SET EXERCISE: Return the records below from the line containing "Output a JSON" onward, exactly, through and including the last line.

··········

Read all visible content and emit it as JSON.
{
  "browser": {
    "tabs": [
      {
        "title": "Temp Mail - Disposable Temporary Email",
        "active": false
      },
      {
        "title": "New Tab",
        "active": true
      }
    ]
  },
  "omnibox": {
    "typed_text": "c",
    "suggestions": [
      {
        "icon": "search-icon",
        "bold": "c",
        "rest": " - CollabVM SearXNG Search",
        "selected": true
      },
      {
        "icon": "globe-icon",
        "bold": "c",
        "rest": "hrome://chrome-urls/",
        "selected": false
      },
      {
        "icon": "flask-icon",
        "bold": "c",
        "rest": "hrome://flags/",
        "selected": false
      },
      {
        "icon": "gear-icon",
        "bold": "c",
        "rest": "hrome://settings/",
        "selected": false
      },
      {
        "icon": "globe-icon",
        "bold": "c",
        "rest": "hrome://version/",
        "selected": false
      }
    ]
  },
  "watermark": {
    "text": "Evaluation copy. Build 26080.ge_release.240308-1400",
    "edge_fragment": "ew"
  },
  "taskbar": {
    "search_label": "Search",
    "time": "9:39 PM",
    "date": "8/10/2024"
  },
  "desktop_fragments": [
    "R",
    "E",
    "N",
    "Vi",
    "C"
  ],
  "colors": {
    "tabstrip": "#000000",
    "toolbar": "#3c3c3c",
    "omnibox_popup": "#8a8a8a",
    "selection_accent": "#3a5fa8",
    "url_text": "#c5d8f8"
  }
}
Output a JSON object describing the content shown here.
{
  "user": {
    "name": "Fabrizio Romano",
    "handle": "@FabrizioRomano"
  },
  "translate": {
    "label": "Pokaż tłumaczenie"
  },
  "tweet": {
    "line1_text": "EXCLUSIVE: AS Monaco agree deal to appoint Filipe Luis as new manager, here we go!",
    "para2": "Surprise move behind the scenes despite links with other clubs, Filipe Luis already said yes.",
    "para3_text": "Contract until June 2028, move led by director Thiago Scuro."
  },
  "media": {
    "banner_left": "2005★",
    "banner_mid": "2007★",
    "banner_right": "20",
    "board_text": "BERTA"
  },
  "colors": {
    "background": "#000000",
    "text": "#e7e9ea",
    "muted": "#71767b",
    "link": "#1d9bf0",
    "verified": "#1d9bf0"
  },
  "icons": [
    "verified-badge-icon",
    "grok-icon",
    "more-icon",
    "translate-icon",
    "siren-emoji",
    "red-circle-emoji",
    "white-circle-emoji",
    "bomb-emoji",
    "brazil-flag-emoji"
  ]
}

··········

TASK OUTPUT:
Output a JSON object describing the content shown here.
{
  "user": {
    "name": "Fabrizio Romano",
    "handle": "@FabrizioRomano"
  },
  "translate": {
    "label": "Pokaż tłumaczenie"
  },
  "tweet": {
    "line1_text": "EXCLUSIVE: AS Monaco agree deal to appoint Filipe Luis as new manager, here we go!",
    "para2": "Surprise move behind the scenes despite links with other clubs, Filipe Luis already said yes.",
    "para3_text": "Contract until June 2028, move led by director Thiago Scuro."
  },
  "media": {
    "banner_left": "2005★",
    "banner_mid": "2007★",
    "banner_right": "20",
    "board_text": "BERTA"
  },
  "colors": {
    "background": "#000000",
    "text": "#e7e9ea",
    "muted": "#71767b",
    "link": "#1d9bf0",
    "verified": "#1d9bf0"
  },
  "icons": [
    "verified-badge-icon",
    "grok-icon",
    "more-icon",
    "translate-icon",
    "siren-emoji",
    "red-circle-emoji",
    "white-circle-emoji",
    "bomb-emoji",
    "brazil-flag-emoji"
  ]
}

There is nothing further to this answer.